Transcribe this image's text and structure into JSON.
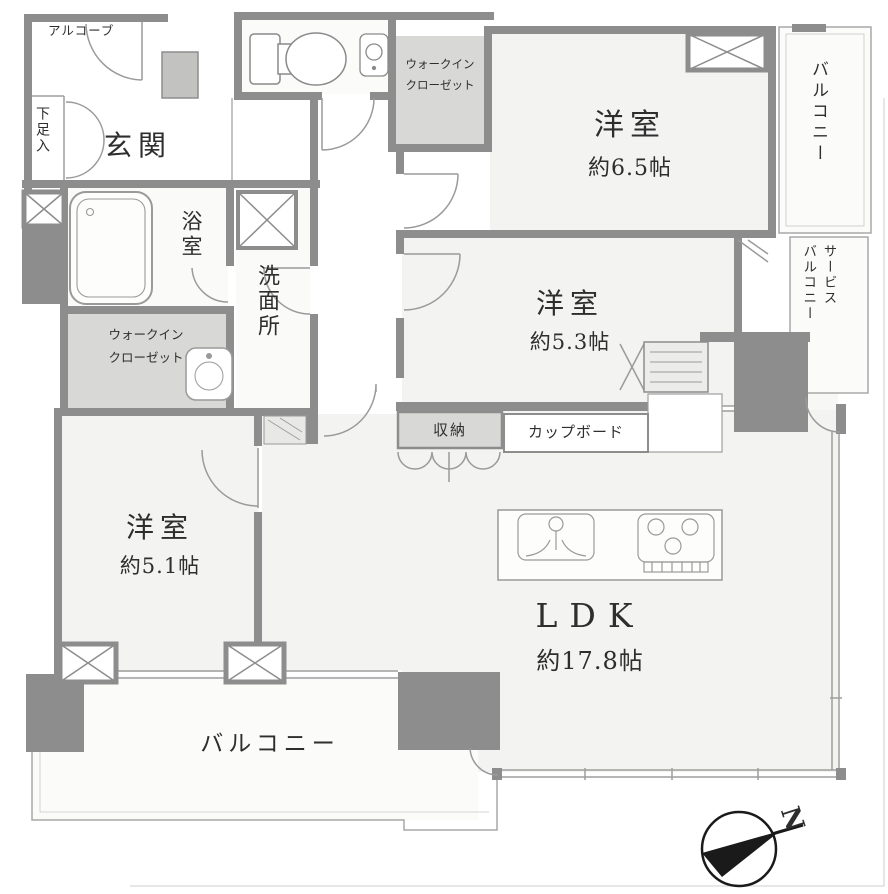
{
  "plan": {
    "rooms": {
      "entrance": "玄関",
      "alcove": "アルコーブ",
      "shoe_cabinet": "下足入",
      "bathroom": "浴室",
      "washroom": "洗面所",
      "wic_top": {
        "line1": "ウォークイン",
        "line2": "クローゼット"
      },
      "wic_left": {
        "line1": "ウォークイン",
        "line2": "クローゼット"
      },
      "bedroom_1": {
        "name": "洋室",
        "area": "約6.5帖"
      },
      "bedroom_2": {
        "name": "洋室",
        "area": "約5.3帖"
      },
      "bedroom_3": {
        "name": "洋室",
        "area": "約5.1帖"
      },
      "ldk": {
        "name": "LDK",
        "area": "約17.8帖"
      },
      "storage": "収納",
      "cupboard": "カップボード",
      "balcony_right": "バルコニー",
      "service_balcony": {
        "line1": "サービス",
        "line2": "バルコニー"
      },
      "balcony_bottom": "バルコニー"
    },
    "compass": {
      "label": "N"
    },
    "colors": {
      "wall": "#8d8d8d",
      "closet_fill": "#d8d8d6",
      "room_fill": "#f3f3f1",
      "balcony_fill": "#fbfbfa",
      "thin_line": "#9e9e9e",
      "text": "#2e2e2e",
      "compass": "#1a1a1a"
    }
  }
}
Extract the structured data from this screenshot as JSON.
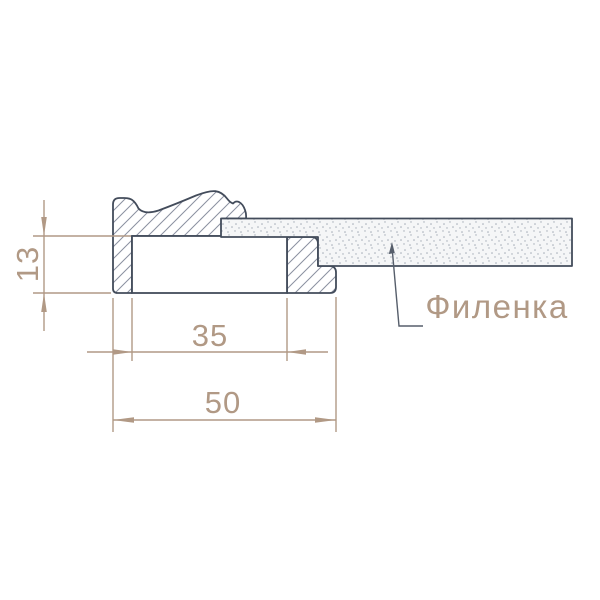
{
  "drawing": {
    "callout": {
      "label": "Филенка"
    },
    "dimensions": {
      "rabbet_height": "13",
      "opening_width": "35",
      "overall_width": "50"
    }
  },
  "colors": {
    "background": "#ffffff",
    "outline": "#434c5b",
    "hatch": "#8a90a0",
    "stipple-dot": "#a3abb6",
    "stipple-bg": "#f5f6f7",
    "dimension": "#b19985",
    "leader": "#565e6b"
  }
}
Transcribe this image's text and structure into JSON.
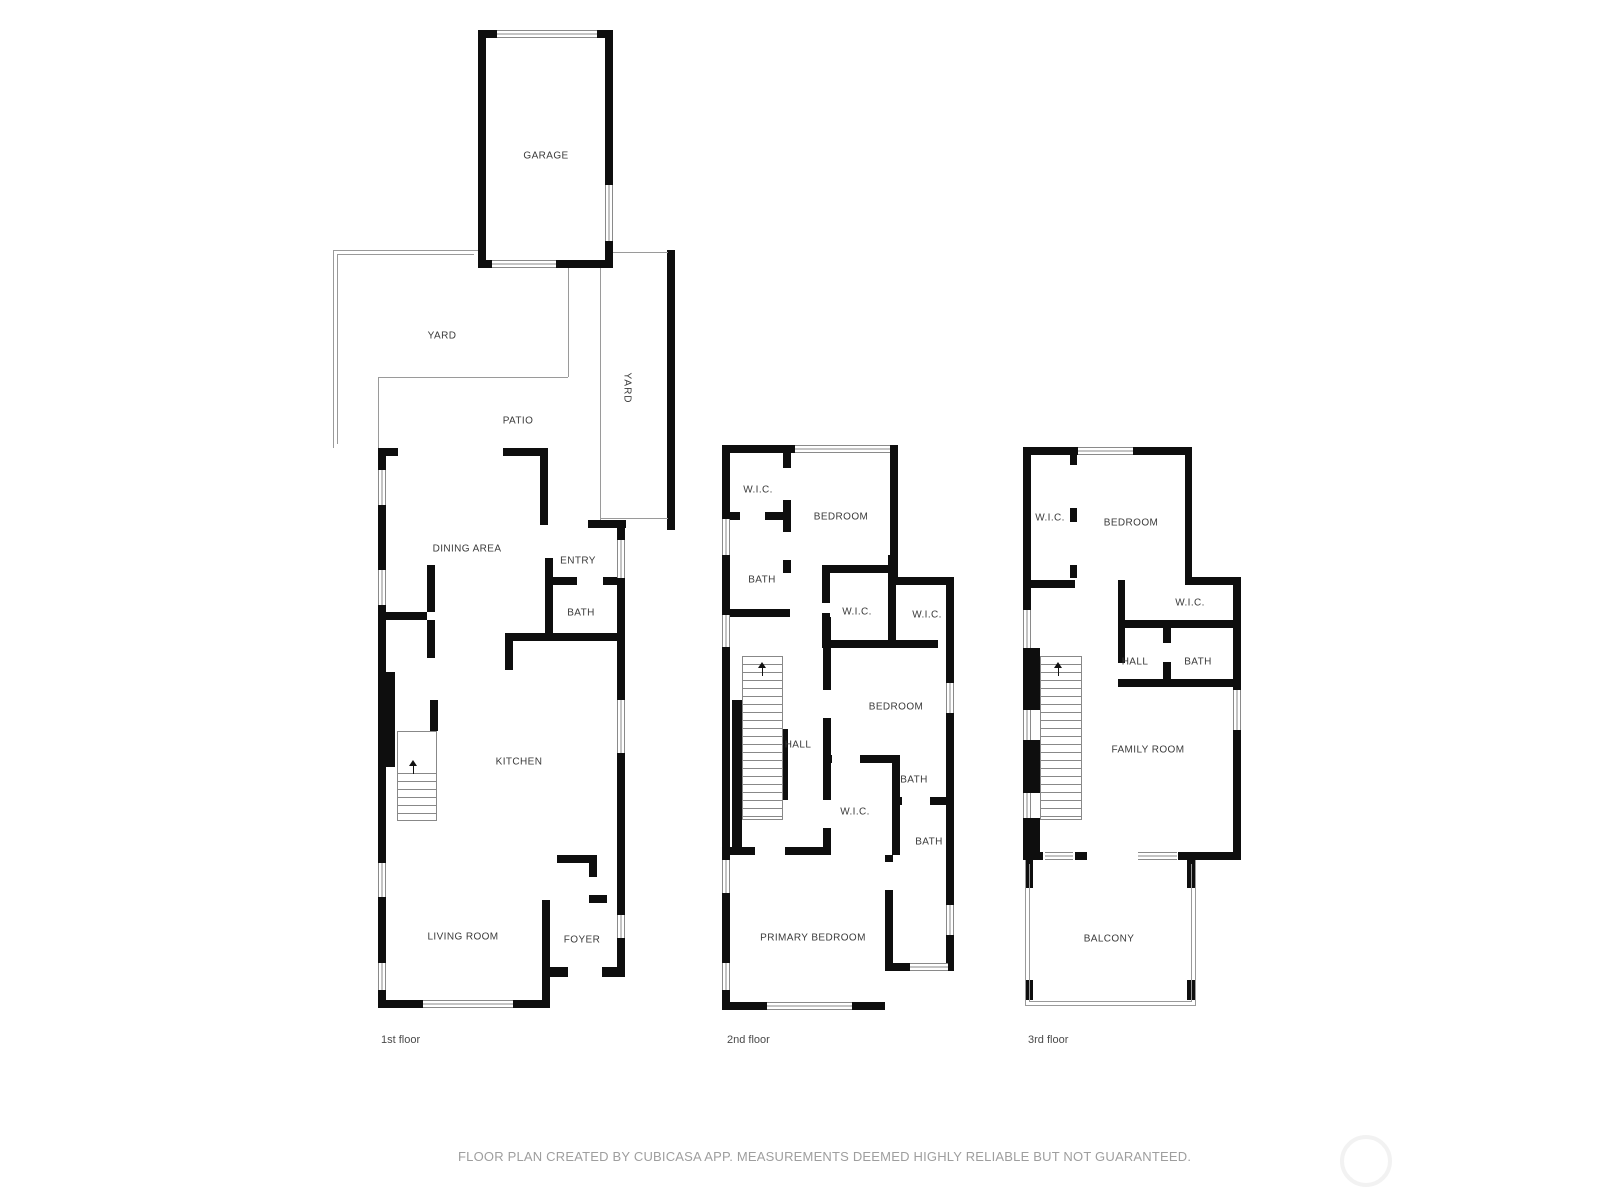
{
  "page": {
    "background": "#ffffff"
  },
  "colors": {
    "wall": "#0e0e0e",
    "thin_line": "#9a9a9a",
    "window_line": "#8a8a8a",
    "room_label": "#3a3a3a",
    "caption": "#4a4a4a",
    "footer": "#9e9e9e"
  },
  "floors": [
    {
      "caption": "1st floor",
      "rooms": [
        {
          "label": "GARAGE"
        },
        {
          "label": "YARD"
        },
        {
          "label": "PATIO"
        },
        {
          "label": "YARD"
        },
        {
          "label": "DINING AREA"
        },
        {
          "label": "ENTRY"
        },
        {
          "label": "BATH"
        },
        {
          "label": "KITCHEN"
        },
        {
          "label": "LIVING ROOM"
        },
        {
          "label": "FOYER"
        }
      ]
    },
    {
      "caption": "2nd floor",
      "rooms": [
        {
          "label": "W.I.C."
        },
        {
          "label": "BEDROOM"
        },
        {
          "label": "BATH"
        },
        {
          "label": "W.I.C."
        },
        {
          "label": "W.I.C."
        },
        {
          "label": "BEDROOM"
        },
        {
          "label": "HALL"
        },
        {
          "label": "BATH"
        },
        {
          "label": "W.I.C."
        },
        {
          "label": "BATH"
        },
        {
          "label": "PRIMARY BEDROOM"
        }
      ]
    },
    {
      "caption": "3rd floor",
      "rooms": [
        {
          "label": "W.I.C."
        },
        {
          "label": "BEDROOM"
        },
        {
          "label": "W.I.C."
        },
        {
          "label": "HALL"
        },
        {
          "label": "BATH"
        },
        {
          "label": "FAMILY ROOM"
        },
        {
          "label": "BALCONY"
        }
      ]
    }
  ],
  "footer": {
    "disclaimer": "FLOOR PLAN CREATED BY CUBICASA APP. MEASUREMENTS DEEMED HIGHLY RELIABLE BUT NOT GUARANTEED."
  }
}
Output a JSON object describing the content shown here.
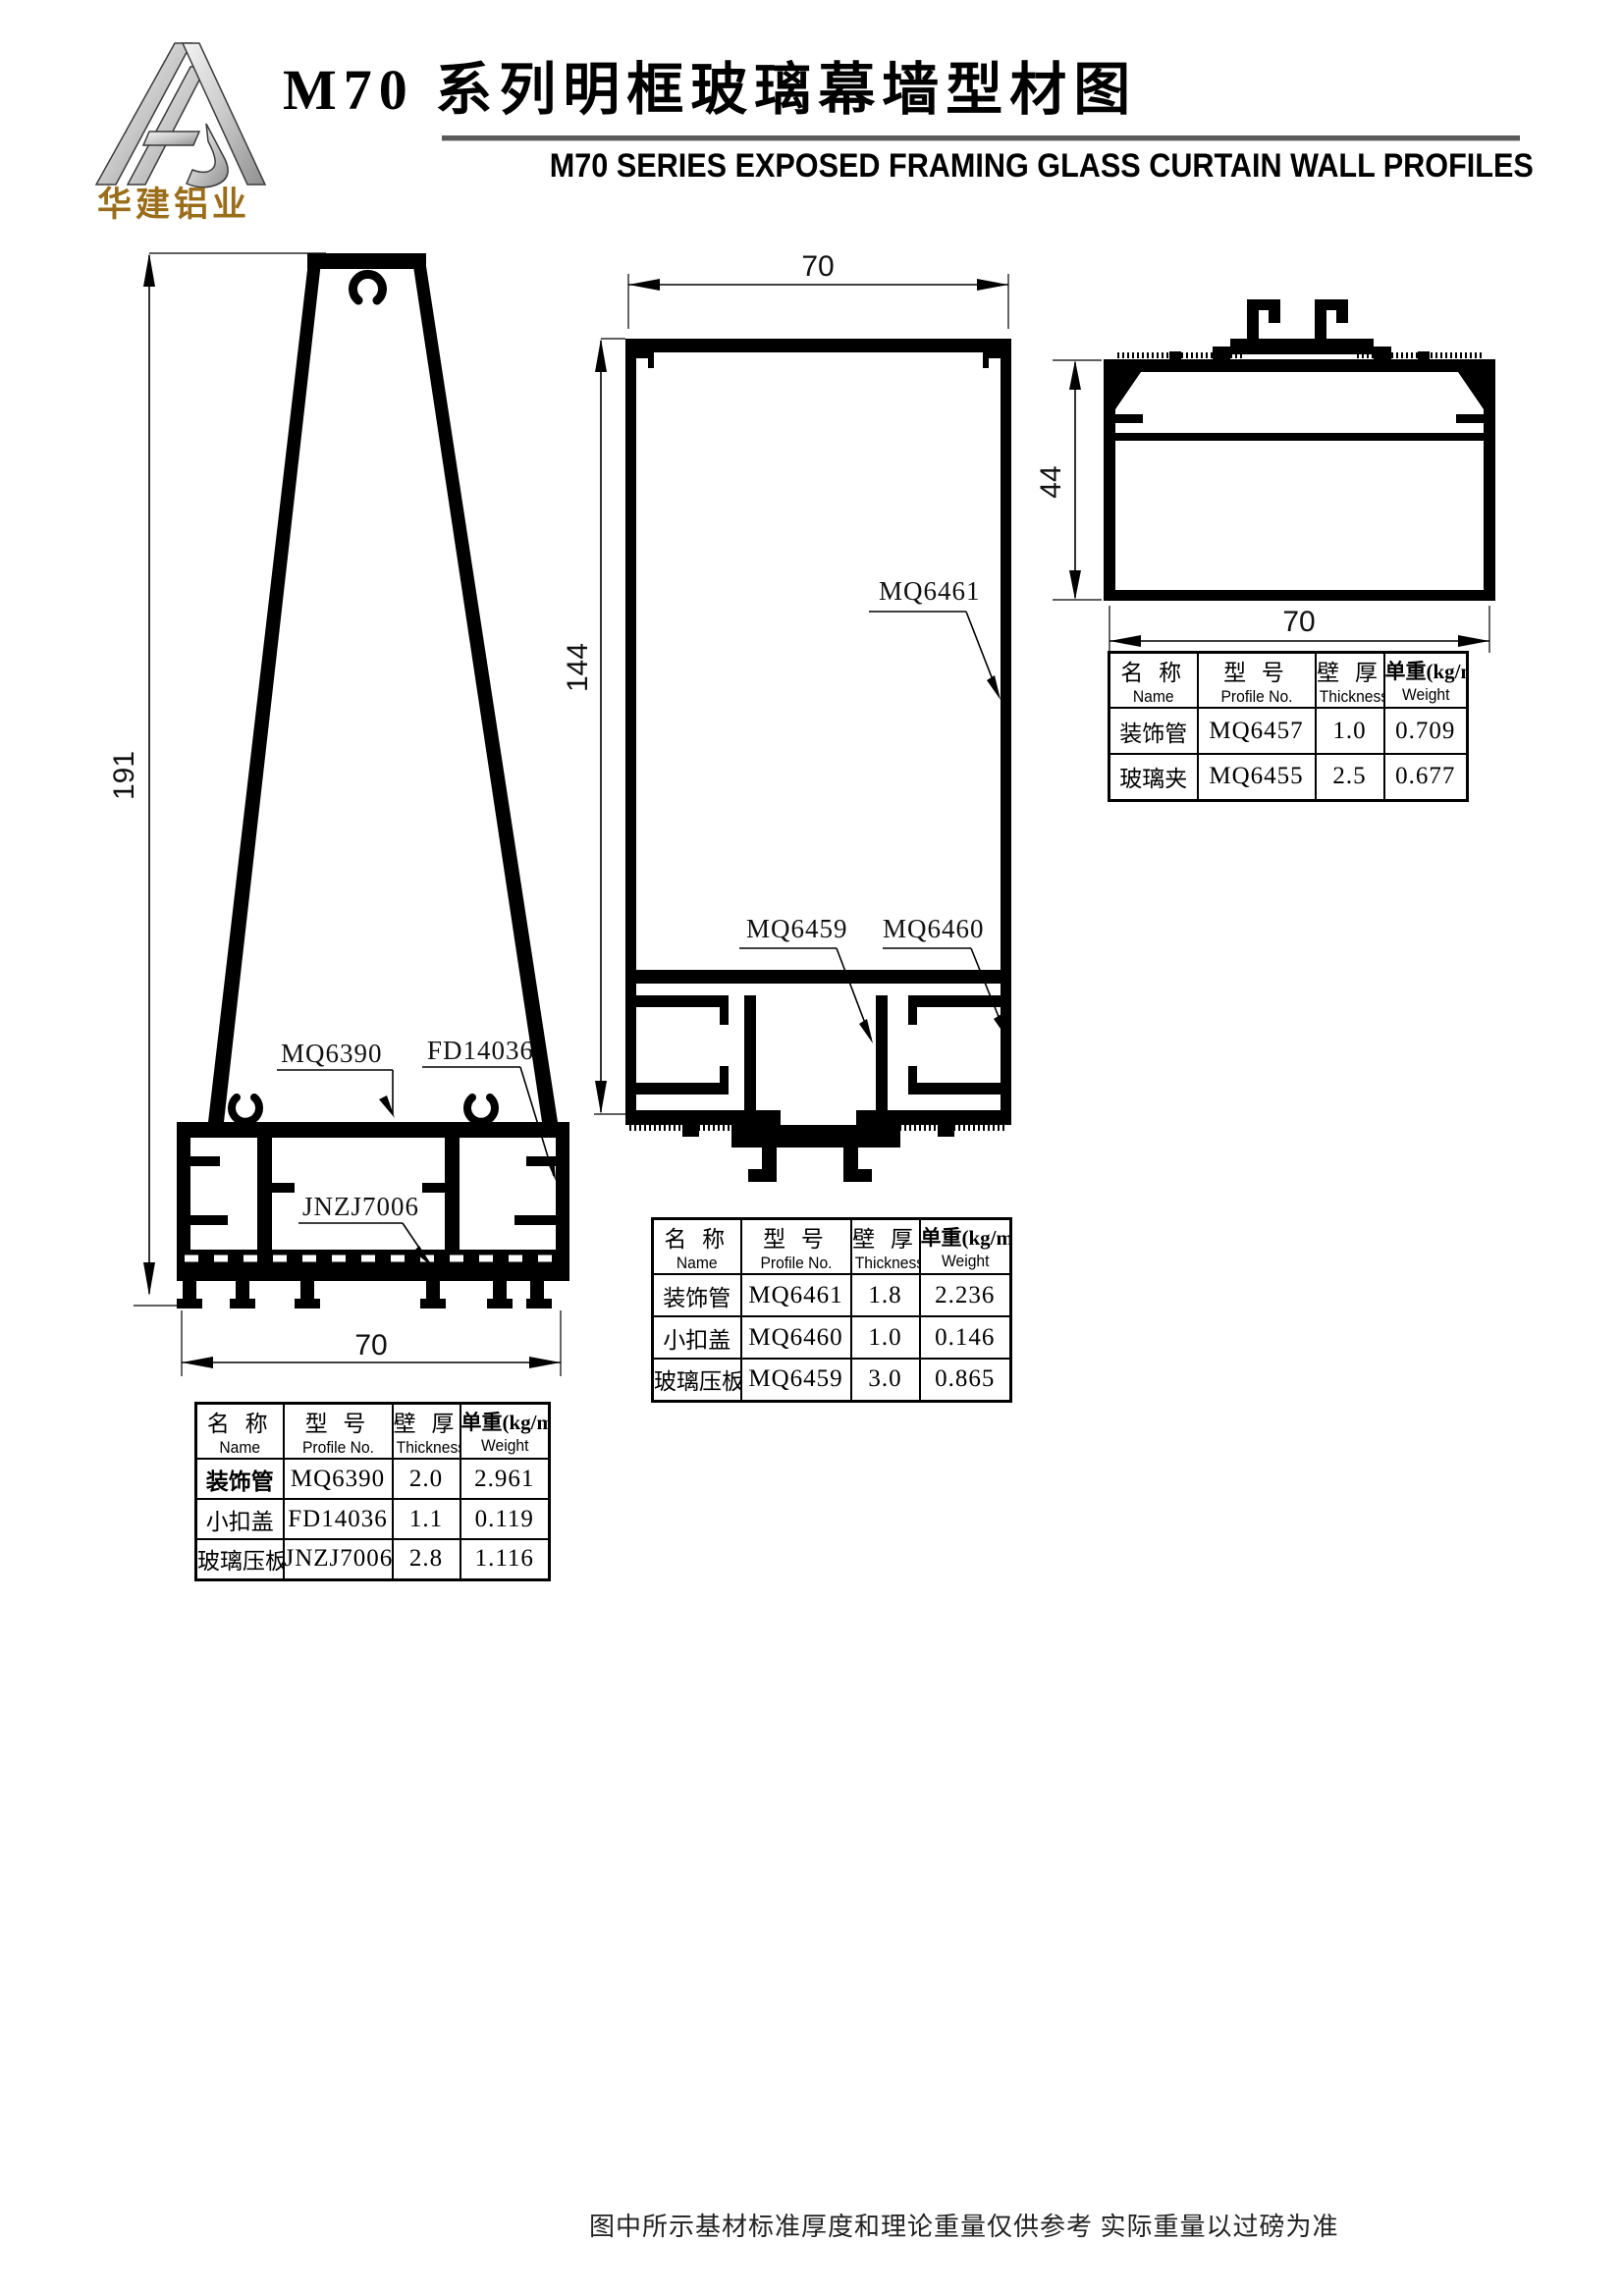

----

Exercise instructions: Give the number of lines above in which the word "バルコニー" occurs, with nothing else.

Reply to the exercise: 3